*STATED TASK:* Set the listing down again exactly, please, apart from its pictures.

[Start DATASET ROWS]

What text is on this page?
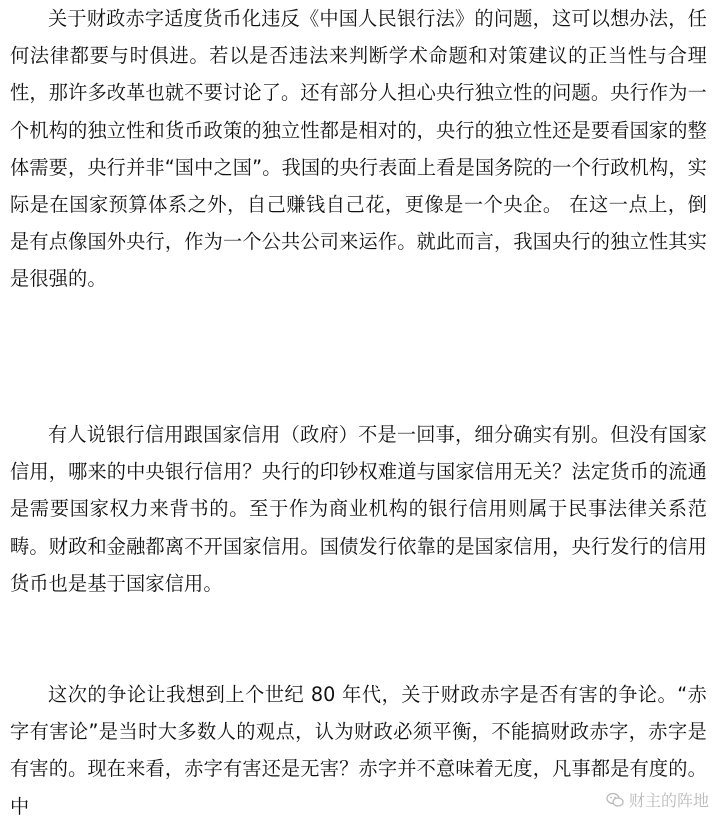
关于财政赤字适度货币化违反《中国人民银行法》的问题，这可以想办法，任何法律都要与时俱进。若以是否违法来判断学术命题和对策建议的正当性与合理性，那许多改革也就不要讨论了。还有部分人担心央行独立性的问题。央行作为一个机构的独立性和货币政策的独立性都是相对的，央行的独立性还是要看国家的整体需要，央行并非“国中之国”。我国的央行表面上看是国务院的一个行政机构，实际是在国家预算体系之外，自己赚钱自己花，更像是一个央企。 在这一点上，倒是有点像国外央行，作为一个公共公司来运作。就此而言，我国央行的独立性其实是很强的。

有人说银行信用跟国家信用（政府）不是一回事，细分确实有别。但没有国家信用，哪来的中央银行信用？央行的印钞权难道与国家信用无关？法定货币的流通是需要国家权力来背书的。至于作为商业机构的银行信用则属于民事法律关系范畴。财政和金融都离不开国家信用。国债发行依靠的是国家信用，央行发行的信用货币也是基于国家信用。

这次的争论让我想到上个世纪 80 年代，关于财政赤字是否有害的争论。“赤字有害论”是当时大多数人的观点，认为财政必须平衡，不能搞财政赤字，赤字是有害的。现在来看，赤字有害还是无害？赤字并不意味着无度，凡事都是有度的。中	财主的阵地
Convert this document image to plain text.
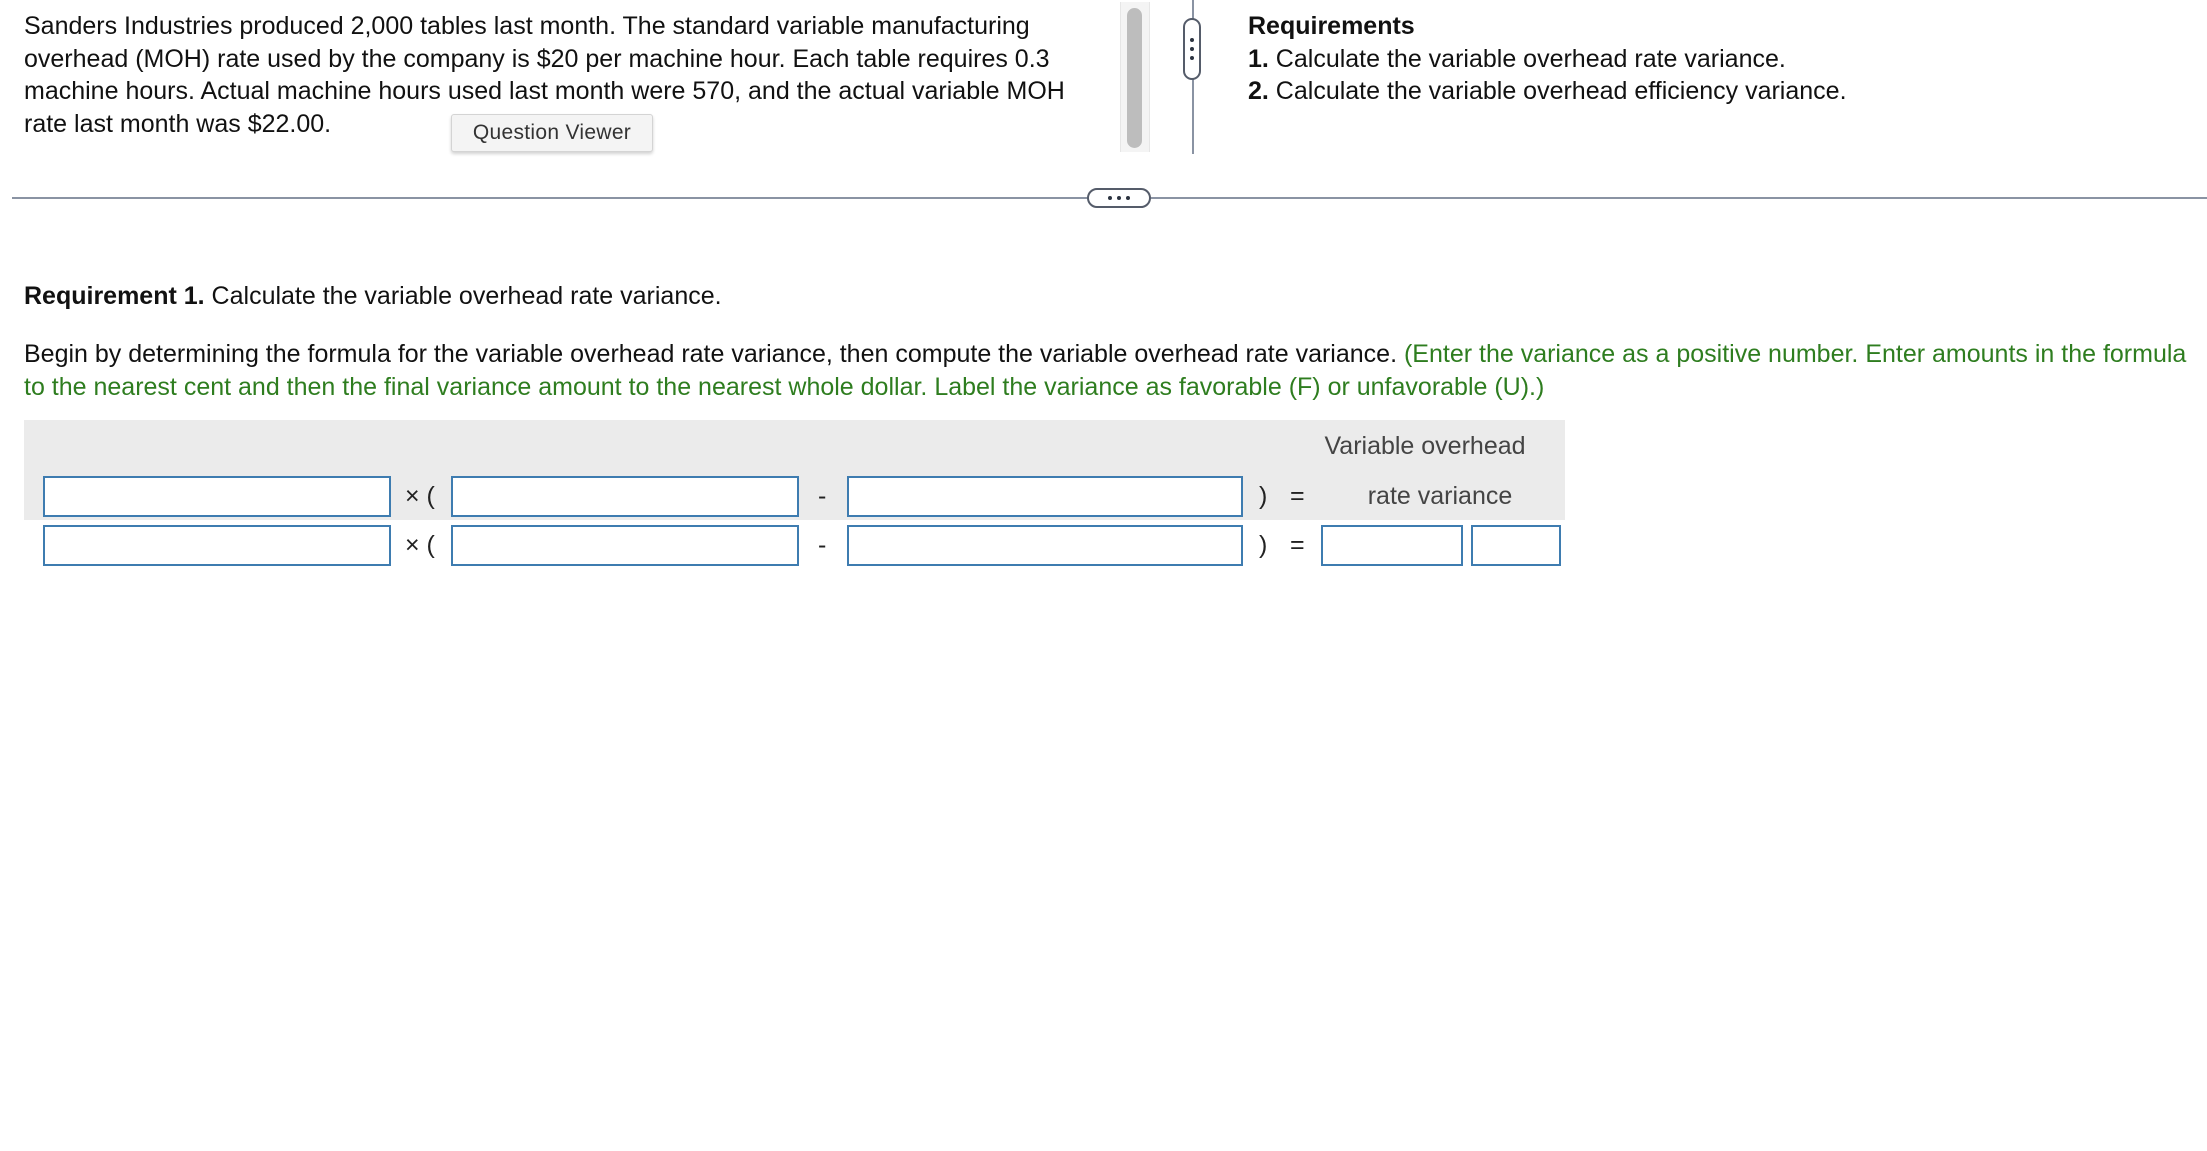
Sanders Industries produced 2,000 tables last month. The standard variable manufacturing
overhead (MOH) rate used by the company is $20 per machine hour. Each table requires 0.3
machine hours. Actual machine hours used last month were 570, and the actual variable MOH
rate last month was $22.00.	Question Viewer
Requirements
1. Calculate the variable overhead rate variance.
2. Calculate the variable overhead efficiency variance.
Requirement 1. Calculate the variable overhead rate variance.
Begin by determining the formula for the variable overhead rate variance, then compute the variable overhead rate variance. (Enter the variance as a positive number. Enter amounts in the formula to the nearest cent and then the final variance amount to the nearest whole dollar. Label the variance as favorable (F) or unfavorable (U).)
Variable overhead
rate variance
× (	-	) =
× (	-	) =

[End DATASET ROWS]

*RESULT OF THIS TASK:*
What text is on this page?
关于财政赤字适度货币化违反《中国人民银行法》的问题，这可以想办法，任何法律都要与时俱进。若以是否违法来判断学术命题和对策建议的正当性与合理性，那许多改革也就不要讨论了。还有部分人担心央行独立性的问题。央行作为一个机构的独立性和货币政策的独立性都是相对的，央行的独立性还是要看国家的整体需要，央行并非“国中之国”。我国的央行表面上看是国务院的一个行政机构，实际是在国家预算体系之外，自己赚钱自己花，更像是一个央企。 在这一点上，倒是有点像国外央行，作为一个公共公司来运作。就此而言，我国央行的独立性其实是很强的。

有人说银行信用跟国家信用（政府）不是一回事，细分确实有别。但没有国家信用，哪来的中央银行信用？央行的印钞权难道与国家信用无关？法定货币的流通是需要国家权力来背书的。至于作为商业机构的银行信用则属于民事法律关系范畴。财政和金融都离不开国家信用。国债发行依靠的是国家信用，央行发行的信用货币也是基于国家信用。

这次的争论让我想到上个世纪 80 年代，关于财政赤字是否有害的争论。“赤字有害论”是当时大多数人的观点，认为财政必须平衡，不能搞财政赤字，赤字是有害的。现在来看，赤字有害还是无害？赤字并不意味着无度，凡事都是有度的。中	财主的阵地
Convert this document image to plain text.
Sanders Industries produced 2,000 tables last month. The standard variable manufacturing
overhead (MOH) rate used by the company is $20 per machine hour. Each table requires 0.3
machine hours. Actual machine hours used last month were 570, and the actual variable MOH
rate last month was $22.00.	Question Viewer
Requirements
1. Calculate the variable overhead rate variance.
2. Calculate the variable overhead efficiency variance.
Requirement 1. Calculate the variable overhead rate variance.
Begin by determining the formula for the variable overhead rate variance, then compute the variable overhead rate variance. (Enter the variance as a positive number. Enter amounts in the formula to the nearest cent and then the final variance amount to the nearest whole dollar. Label the variance as favorable (F) or unfavorable (U).)
Variable overhead
rate variance
× (	-	) =
× (	-	) =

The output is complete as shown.